▶ [Record list]:
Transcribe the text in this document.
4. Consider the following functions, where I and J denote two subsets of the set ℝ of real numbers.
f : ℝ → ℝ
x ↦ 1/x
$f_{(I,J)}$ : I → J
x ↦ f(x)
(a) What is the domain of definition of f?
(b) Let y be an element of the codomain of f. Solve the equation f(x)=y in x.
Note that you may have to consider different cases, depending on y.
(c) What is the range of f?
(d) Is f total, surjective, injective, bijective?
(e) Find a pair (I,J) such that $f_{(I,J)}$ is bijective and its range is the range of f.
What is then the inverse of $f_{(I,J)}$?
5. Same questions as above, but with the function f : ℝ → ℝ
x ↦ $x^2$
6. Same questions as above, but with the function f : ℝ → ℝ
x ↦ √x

▶ [Exercise]: Please quote the records above exactly, without skipping a line.

▶ [Exercise answer]:
Transcribe the text in this document.
4. Consider the following functions, where I and J denote two subsets of the set ℝ of real numbers.
f : ℝ → ℝ
x ↦ 1/x
$f_{(I,J)}$ : I → J
x ↦ f(x)
(a) What is the domain of definition of f?
(b) Let y be an element of the codomain of f. Solve the equation f(x)=y in x.
Note that you may have to consider different cases, depending on y.
(c) What is the range of f?
(d) Is f total, surjective, injective, bijective?
(e) Find a pair (I,J) such that $f_{(I,J)}$ is bijective and its range is the range of f.
What is then the inverse of $f_{(I,J)}$?
5. Same questions as above, but with the function f : ℝ → ℝ
x ↦ $x^2$
6. Same questions as above, but with the function f : ℝ → ℝ
x ↦ √x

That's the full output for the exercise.